═════ TASK INPUT
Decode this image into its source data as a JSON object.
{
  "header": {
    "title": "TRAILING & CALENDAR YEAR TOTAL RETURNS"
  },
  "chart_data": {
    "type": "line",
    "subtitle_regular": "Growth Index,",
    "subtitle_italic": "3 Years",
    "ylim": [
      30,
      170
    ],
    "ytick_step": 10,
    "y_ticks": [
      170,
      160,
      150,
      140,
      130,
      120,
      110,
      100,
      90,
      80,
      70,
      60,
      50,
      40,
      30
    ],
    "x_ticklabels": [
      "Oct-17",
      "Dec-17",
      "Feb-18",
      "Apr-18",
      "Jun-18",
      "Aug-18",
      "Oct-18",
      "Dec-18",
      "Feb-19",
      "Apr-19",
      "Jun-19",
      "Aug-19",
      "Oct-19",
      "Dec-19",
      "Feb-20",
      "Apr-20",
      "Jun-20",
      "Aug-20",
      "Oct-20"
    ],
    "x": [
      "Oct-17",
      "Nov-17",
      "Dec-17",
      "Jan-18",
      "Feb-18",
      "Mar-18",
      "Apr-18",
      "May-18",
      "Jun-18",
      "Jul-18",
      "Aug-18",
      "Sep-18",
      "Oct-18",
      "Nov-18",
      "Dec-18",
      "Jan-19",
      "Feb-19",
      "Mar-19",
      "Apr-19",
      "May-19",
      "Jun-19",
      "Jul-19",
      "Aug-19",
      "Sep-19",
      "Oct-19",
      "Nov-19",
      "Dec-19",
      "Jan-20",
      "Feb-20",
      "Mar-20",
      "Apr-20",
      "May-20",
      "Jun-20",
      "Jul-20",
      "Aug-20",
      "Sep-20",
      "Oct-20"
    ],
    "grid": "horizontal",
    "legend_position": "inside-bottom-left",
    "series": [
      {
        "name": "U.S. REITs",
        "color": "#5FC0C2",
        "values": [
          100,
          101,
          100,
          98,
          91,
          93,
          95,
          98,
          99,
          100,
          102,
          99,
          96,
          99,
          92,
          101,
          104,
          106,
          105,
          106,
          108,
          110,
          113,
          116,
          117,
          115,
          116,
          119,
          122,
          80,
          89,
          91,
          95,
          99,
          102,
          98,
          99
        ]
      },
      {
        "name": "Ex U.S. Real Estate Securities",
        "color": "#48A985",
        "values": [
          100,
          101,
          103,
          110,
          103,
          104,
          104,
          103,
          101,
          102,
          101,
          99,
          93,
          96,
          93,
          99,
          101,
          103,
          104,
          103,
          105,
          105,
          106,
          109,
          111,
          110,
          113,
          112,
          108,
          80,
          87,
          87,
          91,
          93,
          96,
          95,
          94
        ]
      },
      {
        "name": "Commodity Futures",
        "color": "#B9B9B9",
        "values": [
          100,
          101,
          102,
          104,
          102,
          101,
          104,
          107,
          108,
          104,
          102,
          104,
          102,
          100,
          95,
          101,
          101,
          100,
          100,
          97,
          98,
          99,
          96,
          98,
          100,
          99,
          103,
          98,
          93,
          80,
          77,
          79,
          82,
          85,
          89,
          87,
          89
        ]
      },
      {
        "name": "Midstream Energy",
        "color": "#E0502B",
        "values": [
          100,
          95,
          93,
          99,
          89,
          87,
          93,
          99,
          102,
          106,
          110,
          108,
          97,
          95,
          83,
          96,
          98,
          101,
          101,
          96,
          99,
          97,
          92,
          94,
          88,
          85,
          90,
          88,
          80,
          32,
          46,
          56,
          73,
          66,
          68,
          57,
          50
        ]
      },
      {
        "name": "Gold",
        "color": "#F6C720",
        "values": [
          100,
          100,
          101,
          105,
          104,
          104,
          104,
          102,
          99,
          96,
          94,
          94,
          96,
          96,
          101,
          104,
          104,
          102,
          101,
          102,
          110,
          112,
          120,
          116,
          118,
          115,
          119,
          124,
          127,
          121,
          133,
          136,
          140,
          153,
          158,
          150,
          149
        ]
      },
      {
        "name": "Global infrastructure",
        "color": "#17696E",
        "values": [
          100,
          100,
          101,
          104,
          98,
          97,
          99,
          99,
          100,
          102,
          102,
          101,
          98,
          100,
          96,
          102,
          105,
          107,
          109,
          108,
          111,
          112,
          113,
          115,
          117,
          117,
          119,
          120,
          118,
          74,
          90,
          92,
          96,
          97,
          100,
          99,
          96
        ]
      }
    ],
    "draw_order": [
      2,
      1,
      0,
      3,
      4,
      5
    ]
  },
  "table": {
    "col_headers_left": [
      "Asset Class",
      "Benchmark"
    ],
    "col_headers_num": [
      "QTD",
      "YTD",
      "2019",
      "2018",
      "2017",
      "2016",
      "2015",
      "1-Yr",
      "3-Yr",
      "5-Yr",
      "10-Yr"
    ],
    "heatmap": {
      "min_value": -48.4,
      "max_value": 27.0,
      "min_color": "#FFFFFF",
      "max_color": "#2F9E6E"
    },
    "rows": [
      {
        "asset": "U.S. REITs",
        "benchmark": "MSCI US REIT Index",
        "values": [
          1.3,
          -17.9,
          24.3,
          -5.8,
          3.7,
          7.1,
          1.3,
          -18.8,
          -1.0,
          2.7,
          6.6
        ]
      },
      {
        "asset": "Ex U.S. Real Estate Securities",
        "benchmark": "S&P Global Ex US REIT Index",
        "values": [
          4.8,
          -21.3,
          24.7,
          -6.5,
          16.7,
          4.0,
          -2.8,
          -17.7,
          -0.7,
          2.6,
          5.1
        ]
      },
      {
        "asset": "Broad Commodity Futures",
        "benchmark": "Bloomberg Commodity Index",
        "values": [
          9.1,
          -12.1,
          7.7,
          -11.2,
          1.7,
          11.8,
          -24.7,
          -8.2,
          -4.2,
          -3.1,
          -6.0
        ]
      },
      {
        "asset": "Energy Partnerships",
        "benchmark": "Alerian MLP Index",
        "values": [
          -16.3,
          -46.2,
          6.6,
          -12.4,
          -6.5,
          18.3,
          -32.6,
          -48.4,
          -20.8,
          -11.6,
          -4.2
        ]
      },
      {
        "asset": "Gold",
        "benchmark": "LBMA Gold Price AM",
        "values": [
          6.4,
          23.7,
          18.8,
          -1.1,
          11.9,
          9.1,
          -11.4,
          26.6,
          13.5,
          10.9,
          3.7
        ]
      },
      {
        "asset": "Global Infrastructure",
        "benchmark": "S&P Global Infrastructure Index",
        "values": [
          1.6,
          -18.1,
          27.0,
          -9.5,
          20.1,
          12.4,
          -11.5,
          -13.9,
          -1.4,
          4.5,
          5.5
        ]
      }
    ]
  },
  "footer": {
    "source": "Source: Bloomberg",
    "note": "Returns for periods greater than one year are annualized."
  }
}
══════════
Reproduce each record exactly as it appears.

Decode this image into its source data as a JSON object.
{
  "header": {
    "title": "TRAILING & CALENDAR YEAR TOTAL RETURNS"
  },
  "chart_data": {
    "type": "line",
    "subtitle_regular": "Growth Index,",
    "subtitle_italic": "3 Years",
    "ylim": [
      30,
      170
    ],
    "ytick_step": 10,
    "y_ticks": [
      170,
      160,
      150,
      140,
      130,
      120,
      110,
      100,
      90,
      80,
      70,
      60,
      50,
      40,
      30
    ],
    "x_ticklabels": [
      "Oct-17",
      "Dec-17",
      "Feb-18",
      "Apr-18",
      "Jun-18",
      "Aug-18",
      "Oct-18",
      "Dec-18",
      "Feb-19",
      "Apr-19",
      "Jun-19",
      "Aug-19",
      "Oct-19",
      "Dec-19",
      "Feb-20",
      "Apr-20",
      "Jun-20",
      "Aug-20",
      "Oct-20"
    ],
    "x": [
      "Oct-17",
      "Nov-17",
      "Dec-17",
      "Jan-18",
      "Feb-18",
      "Mar-18",
      "Apr-18",
      "May-18",
      "Jun-18",
      "Jul-18",
      "Aug-18",
      "Sep-18",
      "Oct-18",
      "Nov-18",
      "Dec-18",
      "Jan-19",
      "Feb-19",
      "Mar-19",
      "Apr-19",
      "May-19",
      "Jun-19",
      "Jul-19",
      "Aug-19",
      "Sep-19",
      "Oct-19",
      "Nov-19",
      "Dec-19",
      "Jan-20",
      "Feb-20",
      "Mar-20",
      "Apr-20",
      "May-20",
      "Jun-20",
      "Jul-20",
      "Aug-20",
      "Sep-20",
      "Oct-20"
    ],
    "grid": "horizontal",
    "legend_position": "inside-bottom-left",
    "series": [
      {
        "name": "U.S. REITs",
        "color": "#5FC0C2",
        "values": [
          100,
          101,
          100,
          98,
          91,
          93,
          95,
          98,
          99,
          100,
          102,
          99,
          96,
          99,
          92,
          101,
          104,
          106,
          105,
          106,
          108,
          110,
          113,
          116,
          117,
          115,
          116,
          119,
          122,
          80,
          89,
          91,
          95,
          99,
          102,
          98,
          99
        ]
      },
      {
        "name": "Ex U.S. Real Estate Securities",
        "color": "#48A985",
        "values": [
          100,
          101,
          103,
          110,
          103,
          104,
          104,
          103,
          101,
          102,
          101,
          99,
          93,
          96,
          93,
          99,
          101,
          103,
          104,
          103,
          105,
          105,
          106,
          109,
          111,
          110,
          113,
          112,
          108,
          80,
          87,
          87,
          91,
          93,
          96,
          95,
          94
        ]
      },
      {
        "name": "Commodity Futures",
        "color": "#B9B9B9",
        "values": [
          100,
          101,
          102,
          104,
          102,
          101,
          104,
          107,
          108,
          104,
          102,
          104,
          102,
          100,
          95,
          101,
          101,
          100,
          100,
          97,
          98,
          99,
          96,
          98,
          100,
          99,
          103,
          98,
          93,
          80,
          77,
          79,
          82,
          85,
          89,
          87,
          89
        ]
      },
      {
        "name": "Midstream Energy",
        "color": "#E0502B",
        "values": [
          100,
          95,
          93,
          99,
          89,
          87,
          93,
          99,
          102,
          106,
          110,
          108,
          97,
          95,
          83,
          96,
          98,
          101,
          101,
          96,
          99,
          97,
          92,
          94,
          88,
          85,
          90,
          88,
          80,
          32,
          46,
          56,
          73,
          66,
          68,
          57,
          50
        ]
      },
      {
        "name": "Gold",
        "color": "#F6C720",
        "values": [
          100,
          100,
          101,
          105,
          104,
          104,
          104,
          102,
          99,
          96,
          94,
          94,
          96,
          96,
          101,
          104,
          104,
          102,
          101,
          102,
          110,
          112,
          120,
          116,
          118,
          115,
          119,
          124,
          127,
          121,
          133,
          136,
          140,
          153,
          158,
          150,
          149
        ]
      },
      {
        "name": "Global infrastructure",
        "color": "#17696E",
        "values": [
          100,
          100,
          101,
          104,
          98,
          97,
          99,
          99,
          100,
          102,
          102,
          101,
          98,
          100,
          96,
          102,
          105,
          107,
          109,
          108,
          111,
          112,
          113,
          115,
          117,
          117,
          119,
          120,
          118,
          74,
          90,
          92,
          96,
          97,
          100,
          99,
          96
        ]
      }
    ],
    "draw_order": [
      2,
      1,
      0,
      3,
      4,
      5
    ]
  },
  "table": {
    "col_headers_left": [
      "Asset Class",
      "Benchmark"
    ],
    "col_headers_num": [
      "QTD",
      "YTD",
      "2019",
      "2018",
      "2017",
      "2016",
      "2015",
      "1-Yr",
      "3-Yr",
      "5-Yr",
      "10-Yr"
    ],
    "heatmap": {
      "min_value": -48.4,
      "max_value": 27.0,
      "min_color": "#FFFFFF",
      "max_color": "#2F9E6E"
    },
    "rows": [
      {
        "asset": "U.S. REITs",
        "benchmark": "MSCI US REIT Index",
        "values": [
          1.3,
          -17.9,
          24.3,
          -5.8,
          3.7,
          7.1,
          1.3,
          -18.8,
          -1.0,
          2.7,
          6.6
        ]
      },
      {
        "asset": "Ex U.S. Real Estate Securities",
        "benchmark": "S&P Global Ex US REIT Index",
        "values": [
          4.8,
          -21.3,
          24.7,
          -6.5,
          16.7,
          4.0,
          -2.8,
          -17.7,
          -0.7,
          2.6,
          5.1
        ]
      },
      {
        "asset": "Broad Commodity Futures",
        "benchmark": "Bloomberg Commodity Index",
        "values": [
          9.1,
          -12.1,
          7.7,
          -11.2,
          1.7,
          11.8,
          -24.7,
          -8.2,
          -4.2,
          -3.1,
          -6.0
        ]
      },
      {
        "asset": "Energy Partnerships",
        "benchmark": "Alerian MLP Index",
        "values": [
          -16.3,
          -46.2,
          6.6,
          -12.4,
          -6.5,
          18.3,
          -32.6,
          -48.4,
          -20.8,
          -11.6,
          -4.2
        ]
      },
      {
        "asset": "Gold",
        "benchmark": "LBMA Gold Price AM",
        "values": [
          6.4,
          23.7,
          18.8,
          -1.1,
          11.9,
          9.1,
          -11.4,
          26.6,
          13.5,
          10.9,
          3.7
        ]
      },
      {
        "asset": "Global Infrastructure",
        "benchmark": "S&P Global Infrastructure Index",
        "values": [
          1.6,
          -18.1,
          27.0,
          -9.5,
          20.1,
          12.4,
          -11.5,
          -13.9,
          -1.4,
          4.5,
          5.5
        ]
      }
    ]
  },
  "footer": {
    "source": "Source: Bloomberg",
    "note": "Returns for periods greater than one year are annualized."
  }
}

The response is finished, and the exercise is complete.